Your goal =>
Every entry should be repeated exactly. Omit the pictures.

Information supplied =>
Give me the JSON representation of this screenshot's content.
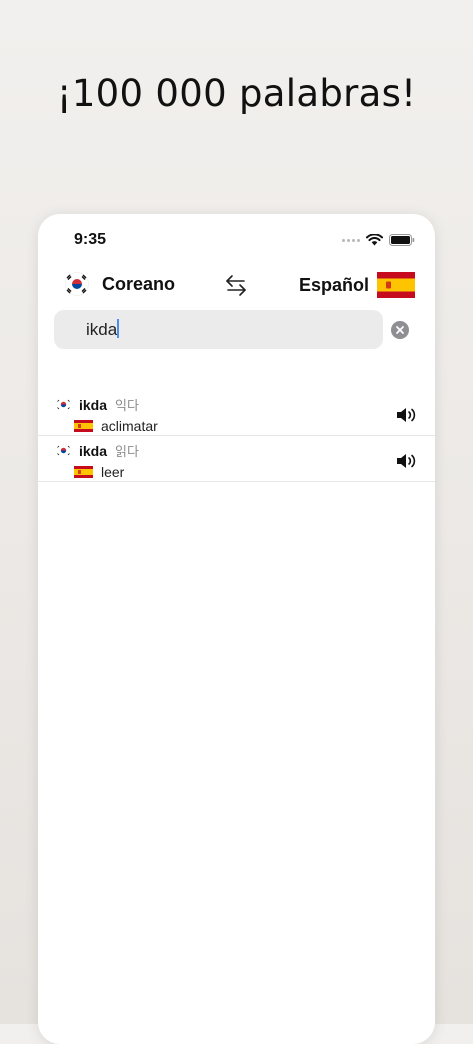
{
  "headline": "¡100 000 palabras!",
  "status_bar": {
    "time": "9:35"
  },
  "languages": {
    "from": {
      "name": "Coreano",
      "flag_icon": "south-korea-flag-icon"
    },
    "to": {
      "name": "Español",
      "flag_icon": "spain-flag-icon"
    },
    "swap_icon": "swap-arrows-icon"
  },
  "search": {
    "value": "ikda",
    "clear_icon": "clear-circle-icon"
  },
  "results": [
    {
      "word": "ikda",
      "hangul": "익다",
      "translation": "aclimatar",
      "audio_icon": "speaker-icon"
    },
    {
      "word": "ikda",
      "hangul": "읽다",
      "translation": "leer",
      "audio_icon": "speaker-icon"
    }
  ],
  "colors": {
    "spain_red": "#c60b1e",
    "spain_yellow": "#ffc400",
    "korea_red": "#cd2e3a",
    "korea_blue": "#0047a0",
    "caret": "#4a8ff0"
  }
}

Task output =>
Give me the JSON representation of this screenshot's content.
{
  "headline": "¡100 000 palabras!",
  "status_bar": {
    "time": "9:35"
  },
  "languages": {
    "from": {
      "name": "Coreano",
      "flag_icon": "south-korea-flag-icon"
    },
    "to": {
      "name": "Español",
      "flag_icon": "spain-flag-icon"
    },
    "swap_icon": "swap-arrows-icon"
  },
  "search": {
    "value": "ikda",
    "clear_icon": "clear-circle-icon"
  },
  "results": [
    {
      "word": "ikda",
      "hangul": "익다",
      "translation": "aclimatar",
      "audio_icon": "speaker-icon"
    },
    {
      "word": "ikda",
      "hangul": "읽다",
      "translation": "leer",
      "audio_icon": "speaker-icon"
    }
  ],
  "colors": {
    "spain_red": "#c60b1e",
    "spain_yellow": "#ffc400",
    "korea_red": "#cd2e3a",
    "korea_blue": "#0047a0",
    "caret": "#4a8ff0"
  }
}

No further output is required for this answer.